→ GIVEN TEXT
BTW, Microsoft Bing's ChatGPT engine will produce AI-generated art for you, if you want to give it a try. I have not tried it yet, but I read about it in a promotional piece.
 
By definition I'd say a machine is a device created by humans to do something useful for us humans. Robots and AI are both electrical, mechanical, and electronic machines created by humans to do things for humans.

As sophisticated as it may be, an AI is stiill designed by humans to do tasks in the interest of porvidng servces to humans.

As analogy or metaphor we can call us humans a biological machine.
 
I disagree with Jarhyn’s contention that living organisms are machines. I will try to elaborate more tomorrow, but for now I’d point out that machines are designed, whereas organisms are evolved. The distinction is important, in the same way that brains are not computers.
This same concept relies on concepts of the genetic fallacy. Where something came from or what intent it's creators have or don't have bear nothing on what it is.

Or in other words "there is only the text".

A nuclear reactor is a nuclear reactor regardless of whether it is made by accident of geology or by design.

The distinction thus far seems meaningless to me other than the level of our ability to refine it given the fact that MOST human inventions are invented with future refinement in mind, so they usually have structure conducive to it.


Standord seems to agree with me.
 
I disagree with Jarhyn’s contention that living organisms are machines. I will try to elaborate more tomorrow, but for now I’d point out that machines are designed, whereas organisms are evolved. The distinction is important, in the same way that brains are not computers.
This same concept relies on concepts of the genetic fallacy. Where something came from or what intent it's creators have or don't have bear nothing on what it is.

Or in other words "there is only the text".

A nuclear reactor is a nuclear reactor regardless of whether it is made by accident of geology or by design.

The distinction thus far seems meaningless to me other than the level of our ability to refine it given the fact that MOST human inventions are invented with future refinement in mind, so they usually have structure conducive to it.


Standord seems to agree with me.
That article, though, does not seem to address the point at hand: Are these things sentient?

The key word is “simulate.” These things simulate human behavior. So do novels. So do comic books. I don’t believe either are sentient.

To return to the earlier point: brains are not computers, and animals are not machines. To characterize them as such is to reason by analogy, and analogies are always suspect.

[Data extracted from a collection]

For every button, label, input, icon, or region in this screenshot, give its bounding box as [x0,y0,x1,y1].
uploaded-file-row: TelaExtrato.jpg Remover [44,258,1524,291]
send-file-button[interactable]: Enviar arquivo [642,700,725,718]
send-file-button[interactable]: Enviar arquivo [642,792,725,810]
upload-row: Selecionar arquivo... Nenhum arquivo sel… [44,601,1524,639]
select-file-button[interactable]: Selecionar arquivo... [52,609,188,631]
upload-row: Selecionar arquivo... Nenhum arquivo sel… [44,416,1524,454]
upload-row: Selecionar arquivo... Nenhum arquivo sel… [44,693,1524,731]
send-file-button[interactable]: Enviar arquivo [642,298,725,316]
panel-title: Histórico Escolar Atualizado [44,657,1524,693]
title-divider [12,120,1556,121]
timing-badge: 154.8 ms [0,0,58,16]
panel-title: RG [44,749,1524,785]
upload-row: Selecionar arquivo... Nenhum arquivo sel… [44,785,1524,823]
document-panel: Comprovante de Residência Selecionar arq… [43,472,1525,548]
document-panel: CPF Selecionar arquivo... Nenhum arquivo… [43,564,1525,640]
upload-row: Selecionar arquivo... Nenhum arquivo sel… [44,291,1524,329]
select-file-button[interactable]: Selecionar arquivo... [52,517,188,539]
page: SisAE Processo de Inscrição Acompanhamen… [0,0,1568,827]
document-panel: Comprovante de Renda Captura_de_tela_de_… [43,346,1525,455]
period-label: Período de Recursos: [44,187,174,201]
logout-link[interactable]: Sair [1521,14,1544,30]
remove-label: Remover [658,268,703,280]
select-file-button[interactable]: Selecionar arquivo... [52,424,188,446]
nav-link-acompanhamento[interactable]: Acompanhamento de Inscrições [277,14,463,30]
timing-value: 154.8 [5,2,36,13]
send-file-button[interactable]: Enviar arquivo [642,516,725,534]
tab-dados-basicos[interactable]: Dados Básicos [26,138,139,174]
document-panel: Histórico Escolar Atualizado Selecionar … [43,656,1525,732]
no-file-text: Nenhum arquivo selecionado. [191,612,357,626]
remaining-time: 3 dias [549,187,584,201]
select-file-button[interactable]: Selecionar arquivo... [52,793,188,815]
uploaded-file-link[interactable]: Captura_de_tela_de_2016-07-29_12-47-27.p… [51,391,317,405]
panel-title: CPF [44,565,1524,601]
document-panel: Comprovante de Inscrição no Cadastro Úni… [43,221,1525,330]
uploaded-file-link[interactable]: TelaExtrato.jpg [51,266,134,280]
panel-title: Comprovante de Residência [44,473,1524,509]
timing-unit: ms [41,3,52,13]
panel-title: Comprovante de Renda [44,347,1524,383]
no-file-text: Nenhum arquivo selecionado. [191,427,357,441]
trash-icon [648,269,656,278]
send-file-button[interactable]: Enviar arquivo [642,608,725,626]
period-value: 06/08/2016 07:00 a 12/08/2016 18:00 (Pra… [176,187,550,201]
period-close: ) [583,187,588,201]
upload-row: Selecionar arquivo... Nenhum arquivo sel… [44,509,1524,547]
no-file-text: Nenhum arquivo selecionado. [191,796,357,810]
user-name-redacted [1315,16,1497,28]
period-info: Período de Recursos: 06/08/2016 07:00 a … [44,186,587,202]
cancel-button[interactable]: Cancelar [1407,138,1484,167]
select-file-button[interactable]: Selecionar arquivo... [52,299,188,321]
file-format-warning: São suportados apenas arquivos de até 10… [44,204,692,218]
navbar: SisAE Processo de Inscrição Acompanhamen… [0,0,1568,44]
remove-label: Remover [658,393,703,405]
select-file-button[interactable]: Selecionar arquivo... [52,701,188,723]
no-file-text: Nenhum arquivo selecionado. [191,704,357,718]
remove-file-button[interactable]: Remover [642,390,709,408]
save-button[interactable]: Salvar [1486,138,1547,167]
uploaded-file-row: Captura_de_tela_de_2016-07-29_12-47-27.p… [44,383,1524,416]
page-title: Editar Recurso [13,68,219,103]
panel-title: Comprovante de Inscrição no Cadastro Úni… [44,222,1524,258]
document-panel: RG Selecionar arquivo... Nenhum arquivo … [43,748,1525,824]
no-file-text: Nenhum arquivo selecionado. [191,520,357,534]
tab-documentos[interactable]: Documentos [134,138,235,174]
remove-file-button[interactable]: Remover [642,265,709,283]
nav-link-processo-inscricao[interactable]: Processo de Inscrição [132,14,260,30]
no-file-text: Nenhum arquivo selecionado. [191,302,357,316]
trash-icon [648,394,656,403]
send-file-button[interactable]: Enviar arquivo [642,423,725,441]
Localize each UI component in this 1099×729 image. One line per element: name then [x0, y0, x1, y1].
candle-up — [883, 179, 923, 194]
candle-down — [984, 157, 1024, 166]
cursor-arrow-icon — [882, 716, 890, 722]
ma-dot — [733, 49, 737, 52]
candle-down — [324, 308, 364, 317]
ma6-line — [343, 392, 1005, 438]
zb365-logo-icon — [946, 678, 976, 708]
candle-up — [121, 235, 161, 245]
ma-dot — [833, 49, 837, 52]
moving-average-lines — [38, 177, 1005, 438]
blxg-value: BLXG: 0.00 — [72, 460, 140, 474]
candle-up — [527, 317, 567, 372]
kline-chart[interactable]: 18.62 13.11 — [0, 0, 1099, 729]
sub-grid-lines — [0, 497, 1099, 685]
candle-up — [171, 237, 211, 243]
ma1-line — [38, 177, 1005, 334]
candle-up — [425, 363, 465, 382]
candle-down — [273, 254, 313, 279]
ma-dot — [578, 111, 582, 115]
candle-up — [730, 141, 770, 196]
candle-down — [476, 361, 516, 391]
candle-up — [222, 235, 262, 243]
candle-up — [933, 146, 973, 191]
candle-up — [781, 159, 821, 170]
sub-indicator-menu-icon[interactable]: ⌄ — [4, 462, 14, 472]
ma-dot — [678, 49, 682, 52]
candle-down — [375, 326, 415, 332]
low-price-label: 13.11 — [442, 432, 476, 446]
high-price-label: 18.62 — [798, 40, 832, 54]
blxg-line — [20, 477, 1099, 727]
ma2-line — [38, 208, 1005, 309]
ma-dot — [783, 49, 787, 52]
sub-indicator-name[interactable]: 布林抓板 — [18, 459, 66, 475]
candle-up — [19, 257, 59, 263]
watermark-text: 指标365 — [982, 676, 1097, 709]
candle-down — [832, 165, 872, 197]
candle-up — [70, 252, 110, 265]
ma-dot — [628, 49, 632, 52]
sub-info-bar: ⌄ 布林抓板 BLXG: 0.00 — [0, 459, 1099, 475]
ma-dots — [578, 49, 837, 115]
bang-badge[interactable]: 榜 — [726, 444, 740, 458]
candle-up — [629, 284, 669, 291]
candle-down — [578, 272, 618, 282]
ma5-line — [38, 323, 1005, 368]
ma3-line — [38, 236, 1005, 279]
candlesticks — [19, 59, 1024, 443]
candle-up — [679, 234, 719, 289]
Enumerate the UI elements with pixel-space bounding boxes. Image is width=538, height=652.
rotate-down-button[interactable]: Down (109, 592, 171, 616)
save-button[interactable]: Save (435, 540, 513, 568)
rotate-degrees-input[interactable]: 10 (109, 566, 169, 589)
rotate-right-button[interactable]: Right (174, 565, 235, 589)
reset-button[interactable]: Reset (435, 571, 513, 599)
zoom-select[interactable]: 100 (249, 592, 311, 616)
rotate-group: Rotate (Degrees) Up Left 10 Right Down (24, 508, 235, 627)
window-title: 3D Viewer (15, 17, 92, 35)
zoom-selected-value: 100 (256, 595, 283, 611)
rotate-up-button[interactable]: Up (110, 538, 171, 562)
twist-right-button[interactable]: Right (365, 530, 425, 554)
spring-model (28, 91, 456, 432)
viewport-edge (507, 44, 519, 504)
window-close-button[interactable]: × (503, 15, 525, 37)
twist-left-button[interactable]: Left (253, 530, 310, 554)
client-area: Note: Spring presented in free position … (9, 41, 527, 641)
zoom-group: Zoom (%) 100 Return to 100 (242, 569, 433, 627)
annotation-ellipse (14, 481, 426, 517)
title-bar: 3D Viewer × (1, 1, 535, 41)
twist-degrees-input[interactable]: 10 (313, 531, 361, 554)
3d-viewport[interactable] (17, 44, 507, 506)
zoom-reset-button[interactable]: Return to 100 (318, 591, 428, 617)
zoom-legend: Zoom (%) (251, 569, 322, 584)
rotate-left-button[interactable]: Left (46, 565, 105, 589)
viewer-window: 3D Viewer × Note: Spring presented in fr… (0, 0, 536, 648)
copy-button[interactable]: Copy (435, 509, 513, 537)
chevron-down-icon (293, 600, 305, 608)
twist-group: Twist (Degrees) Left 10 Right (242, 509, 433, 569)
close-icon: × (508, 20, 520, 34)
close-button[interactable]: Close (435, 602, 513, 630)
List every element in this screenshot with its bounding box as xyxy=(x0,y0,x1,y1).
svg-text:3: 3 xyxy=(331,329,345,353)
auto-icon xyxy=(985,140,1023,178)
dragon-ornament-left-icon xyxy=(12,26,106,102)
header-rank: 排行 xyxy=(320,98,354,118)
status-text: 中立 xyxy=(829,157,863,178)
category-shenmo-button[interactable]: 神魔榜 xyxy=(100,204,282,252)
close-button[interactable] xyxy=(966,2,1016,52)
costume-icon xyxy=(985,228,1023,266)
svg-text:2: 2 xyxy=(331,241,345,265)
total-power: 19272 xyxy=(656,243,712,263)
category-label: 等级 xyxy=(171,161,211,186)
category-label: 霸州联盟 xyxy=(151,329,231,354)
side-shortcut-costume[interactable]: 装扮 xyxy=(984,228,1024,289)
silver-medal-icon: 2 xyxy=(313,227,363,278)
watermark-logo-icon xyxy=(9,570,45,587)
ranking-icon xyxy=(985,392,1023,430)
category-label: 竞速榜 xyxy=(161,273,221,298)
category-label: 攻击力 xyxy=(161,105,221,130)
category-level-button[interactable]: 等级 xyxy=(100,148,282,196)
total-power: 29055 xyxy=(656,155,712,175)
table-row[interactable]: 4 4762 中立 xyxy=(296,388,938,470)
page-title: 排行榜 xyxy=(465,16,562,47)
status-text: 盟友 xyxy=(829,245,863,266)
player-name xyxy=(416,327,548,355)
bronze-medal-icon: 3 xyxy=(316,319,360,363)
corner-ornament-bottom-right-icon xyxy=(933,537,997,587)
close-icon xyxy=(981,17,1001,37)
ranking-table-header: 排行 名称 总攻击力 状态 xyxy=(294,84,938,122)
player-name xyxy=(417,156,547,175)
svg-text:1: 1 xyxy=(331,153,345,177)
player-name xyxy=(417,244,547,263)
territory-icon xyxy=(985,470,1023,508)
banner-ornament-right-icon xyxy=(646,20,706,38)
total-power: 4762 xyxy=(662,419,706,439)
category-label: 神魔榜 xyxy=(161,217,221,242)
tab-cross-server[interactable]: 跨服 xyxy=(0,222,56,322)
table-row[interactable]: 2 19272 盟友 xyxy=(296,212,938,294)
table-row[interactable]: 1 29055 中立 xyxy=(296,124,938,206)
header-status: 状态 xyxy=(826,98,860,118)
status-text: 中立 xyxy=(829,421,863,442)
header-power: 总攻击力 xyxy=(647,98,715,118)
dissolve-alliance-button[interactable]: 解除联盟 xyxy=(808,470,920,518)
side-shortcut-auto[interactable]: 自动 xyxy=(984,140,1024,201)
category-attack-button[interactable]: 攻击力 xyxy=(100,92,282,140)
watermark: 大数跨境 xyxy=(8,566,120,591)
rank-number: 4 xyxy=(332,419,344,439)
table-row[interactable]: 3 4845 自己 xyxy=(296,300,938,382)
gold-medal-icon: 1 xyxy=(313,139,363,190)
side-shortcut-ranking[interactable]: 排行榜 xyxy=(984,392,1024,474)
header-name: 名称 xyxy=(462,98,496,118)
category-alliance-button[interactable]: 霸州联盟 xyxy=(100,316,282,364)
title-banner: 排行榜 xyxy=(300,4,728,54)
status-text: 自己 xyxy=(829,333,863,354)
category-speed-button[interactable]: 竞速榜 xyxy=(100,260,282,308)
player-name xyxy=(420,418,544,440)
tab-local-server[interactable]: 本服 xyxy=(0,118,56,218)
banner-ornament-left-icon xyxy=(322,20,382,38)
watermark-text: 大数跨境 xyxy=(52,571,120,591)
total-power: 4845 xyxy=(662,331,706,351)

→ PROBLEM REQUIREMENTS
Carry on the discussion of whether organisms and AI are machines, starting after its last sentence.

→ WRITTEN REPLY
I’ve read the Blind Watchmaker and am quite familiar with the Game of Life. Evolutionary algorithms can indeed solve design problems — I was reading some time back about how one such algorithm evolved a novel type of wing that no one had ever thought of before.

But brains are not computers — the two operate quite differently — and animals are not machines. Descartes thought they were, and, recognizing that machines are designed to a purpose, thought the designer of living things was God. It is just Paley’s watch all over again, but in truth the watchmaker is blind.

Machines are indeed designed to a purpose, and are made to operate as efficiently as possible. Evolution’s”machines” are kludgy, inefficient, error-prone, ad hoc and have no purpose at all, any more than a rock does. It might be thought that the “purpose” of a living thing is to eat and reproduce, but that is wrong. It’s just that things that eat well are likely to produce more offspring, making them “fitter” in the biological sense of the word.
 
Are these things sentient
Pood. I expect better from you.

You use this term like it has meaning or significance in it's use.

You have to define it if you want to question whether it's there and exists.

You know my position on "simulate" as well: of it does all the things, it is the thing.

The real thing that defines simulation is not what it is, but whether it is hosted.

Comic books and such are universes of their own, but there is only the text with them: simple ink just-so arranged according to shapes. It's just an inactive image, and and though fun to imagine, the more interesting simulation is not the one on the page but the process in your brain.

The issue is that simulated universes don't matter unless you can build a bridge.

You can't build a bridge from your imagination of a comic book.

I can, with a computer, by making the linkage to produce awareness of the environment.

As I've pointed out, the major barrier that we have now crossed is "mutable long-tensor systems".

Your distinction between animal and machine here rests on that genetic fallacy.

The process of design is often reflected in other meta-structures, like DNA in cells, and making graph connections and activations with chemical squirts, but the neuron is a fairly simple machine in behavior, regardless of execution and most long-tensor systems apply this behavioral structure in various places.

Long tensor structures don't even operate the way classical computers do. They are instead set up more like an FPGA with thousands of small processors doing a simple task to act like a neuron, or to mutate a vector, or to transform it, or to add a piece of data.

It's not a laundry list of "do A. Save output. Do b. Now do C, now do A" where if you malform something in C might take issue...

Rather, "A feeds into B feeds into C feeds into A...".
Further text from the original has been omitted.